- [The request]: Write every entry out again exactly, please, and skip the pictures.
═══ Recorded data
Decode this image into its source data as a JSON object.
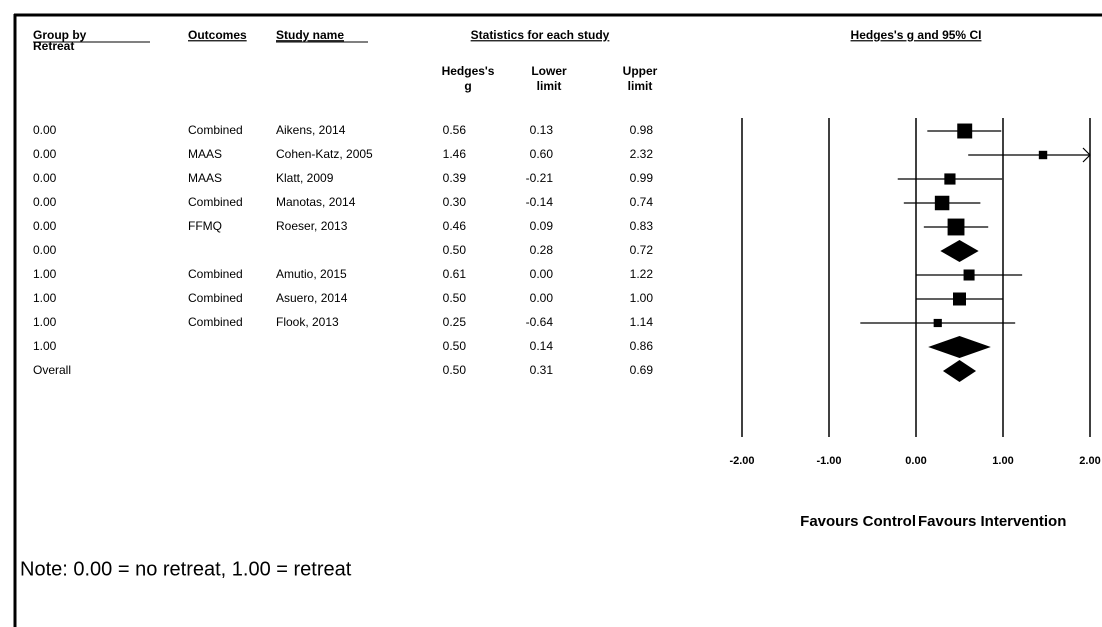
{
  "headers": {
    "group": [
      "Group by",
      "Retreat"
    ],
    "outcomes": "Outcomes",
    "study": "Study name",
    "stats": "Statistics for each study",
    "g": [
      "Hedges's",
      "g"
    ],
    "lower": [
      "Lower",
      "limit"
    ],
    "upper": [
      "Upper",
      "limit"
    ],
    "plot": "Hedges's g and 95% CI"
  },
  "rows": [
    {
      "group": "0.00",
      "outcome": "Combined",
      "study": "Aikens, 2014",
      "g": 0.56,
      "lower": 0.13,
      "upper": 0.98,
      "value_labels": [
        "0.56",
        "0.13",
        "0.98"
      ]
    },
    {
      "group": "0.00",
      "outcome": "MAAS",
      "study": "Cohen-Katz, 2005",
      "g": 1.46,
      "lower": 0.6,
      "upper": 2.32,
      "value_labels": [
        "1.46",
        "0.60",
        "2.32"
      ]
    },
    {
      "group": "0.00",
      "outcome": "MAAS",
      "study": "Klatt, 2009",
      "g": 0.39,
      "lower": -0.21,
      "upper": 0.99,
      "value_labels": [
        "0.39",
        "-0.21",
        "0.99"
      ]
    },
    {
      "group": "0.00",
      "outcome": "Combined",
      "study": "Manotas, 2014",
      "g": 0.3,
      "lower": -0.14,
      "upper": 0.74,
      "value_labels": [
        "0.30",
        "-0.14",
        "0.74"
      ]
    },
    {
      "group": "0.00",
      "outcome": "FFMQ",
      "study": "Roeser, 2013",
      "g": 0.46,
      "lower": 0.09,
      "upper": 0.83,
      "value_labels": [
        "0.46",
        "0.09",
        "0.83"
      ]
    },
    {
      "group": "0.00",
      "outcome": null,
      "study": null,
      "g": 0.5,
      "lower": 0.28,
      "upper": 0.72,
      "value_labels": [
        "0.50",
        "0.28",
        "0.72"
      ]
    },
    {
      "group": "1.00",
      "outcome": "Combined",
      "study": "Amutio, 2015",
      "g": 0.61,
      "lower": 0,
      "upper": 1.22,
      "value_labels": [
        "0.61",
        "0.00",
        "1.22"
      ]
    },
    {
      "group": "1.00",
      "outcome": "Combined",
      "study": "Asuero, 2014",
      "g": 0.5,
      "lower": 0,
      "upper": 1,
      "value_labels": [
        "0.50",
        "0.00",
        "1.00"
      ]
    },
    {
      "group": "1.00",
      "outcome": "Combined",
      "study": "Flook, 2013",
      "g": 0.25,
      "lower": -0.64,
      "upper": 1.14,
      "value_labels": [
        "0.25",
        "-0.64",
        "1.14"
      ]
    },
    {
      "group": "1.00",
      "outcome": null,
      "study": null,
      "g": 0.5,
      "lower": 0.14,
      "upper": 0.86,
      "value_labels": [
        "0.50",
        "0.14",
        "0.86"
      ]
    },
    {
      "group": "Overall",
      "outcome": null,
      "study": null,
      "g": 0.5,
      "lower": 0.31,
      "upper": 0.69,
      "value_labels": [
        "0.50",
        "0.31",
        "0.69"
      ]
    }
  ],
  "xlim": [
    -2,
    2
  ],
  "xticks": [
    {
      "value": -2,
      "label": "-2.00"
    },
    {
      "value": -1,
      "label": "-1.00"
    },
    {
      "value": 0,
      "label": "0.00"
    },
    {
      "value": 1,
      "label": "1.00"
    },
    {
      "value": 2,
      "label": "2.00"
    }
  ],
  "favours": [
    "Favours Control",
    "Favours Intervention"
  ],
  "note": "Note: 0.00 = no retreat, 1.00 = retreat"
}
══════
- [Complete output]:
Decode this image into its source data as a JSON object.
{
  "headers": {
    "group": [
      "Group by",
      "Retreat"
    ],
    "outcomes": "Outcomes",
    "study": "Study name",
    "stats": "Statistics for each study",
    "g": [
      "Hedges's",
      "g"
    ],
    "lower": [
      "Lower",
      "limit"
    ],
    "upper": [
      "Upper",
      "limit"
    ],
    "plot": "Hedges's g and 95% CI"
  },
  "rows": [
    {
      "group": "0.00",
      "outcome": "Combined",
      "study": "Aikens, 2014",
      "g": 0.56,
      "lower": 0.13,
      "upper": 0.98,
      "value_labels": [
        "0.56",
        "0.13",
        "0.98"
      ]
    },
    {
      "group": "0.00",
      "outcome": "MAAS",
      "study": "Cohen-Katz, 2005",
      "g": 1.46,
      "lower": 0.6,
      "upper": 2.32,
      "value_labels": [
        "1.46",
        "0.60",
        "2.32"
      ]
    },
    {
      "group": "0.00",
      "outcome": "MAAS",
      "study": "Klatt, 2009",
      "g": 0.39,
      "lower": -0.21,
      "upper": 0.99,
      "value_labels": [
        "0.39",
        "-0.21",
        "0.99"
      ]
    },
    {
      "group": "0.00",
      "outcome": "Combined",
      "study": "Manotas, 2014",
      "g": 0.3,
      "lower": -0.14,
      "upper": 0.74,
      "value_labels": [
        "0.30",
        "-0.14",
        "0.74"
      ]
    },
    {
      "group": "0.00",
      "outcome": "FFMQ",
      "study": "Roeser, 2013",
      "g": 0.46,
      "lower": 0.09,
      "upper": 0.83,
      "value_labels": [
        "0.46",
        "0.09",
        "0.83"
      ]
    },
    {
      "group": "0.00",
      "outcome": null,
      "study": null,
      "g": 0.5,
      "lower": 0.28,
      "upper": 0.72,
      "value_labels": [
        "0.50",
        "0.28",
        "0.72"
      ]
    },
    {
      "group": "1.00",
      "outcome": "Combined",
      "study": "Amutio, 2015",
      "g": 0.61,
      "lower": 0,
      "upper": 1.22,
      "value_labels": [
        "0.61",
        "0.00",
        "1.22"
      ]
    },
    {
      "group": "1.00",
      "outcome": "Combined",
      "study": "Asuero, 2014",
      "g": 0.5,
      "lower": 0,
      "upper": 1,
      "value_labels": [
        "0.50",
        "0.00",
        "1.00"
      ]
    },
    {
      "group": "1.00",
      "outcome": "Combined",
      "study": "Flook, 2013",
      "g": 0.25,
      "lower": -0.64,
      "upper": 1.14,
      "value_labels": [
        "0.25",
        "-0.64",
        "1.14"
      ]
    },
    {
      "group": "1.00",
      "outcome": null,
      "study": null,
      "g": 0.5,
      "lower": 0.14,
      "upper": 0.86,
      "value_labels": [
        "0.50",
        "0.14",
        "0.86"
      ]
    },
    {
      "group": "Overall",
      "outcome": null,
      "study": null,
      "g": 0.5,
      "lower": 0.31,
      "upper": 0.69,
      "value_labels": [
        "0.50",
        "0.31",
        "0.69"
      ]
    }
  ],
  "xlim": [
    -2,
    2
  ],
  "xticks": [
    {
      "value": -2,
      "label": "-2.00"
    },
    {
      "value": -1,
      "label": "-1.00"
    },
    {
      "value": 0,
      "label": "0.00"
    },
    {
      "value": 1,
      "label": "1.00"
    },
    {
      "value": 2,
      "label": "2.00"
    }
  ],
  "favours": [
    "Favours Control",
    "Favours Intervention"
  ],
  "note": "Note: 0.00 = no retreat, 1.00 = retreat"
}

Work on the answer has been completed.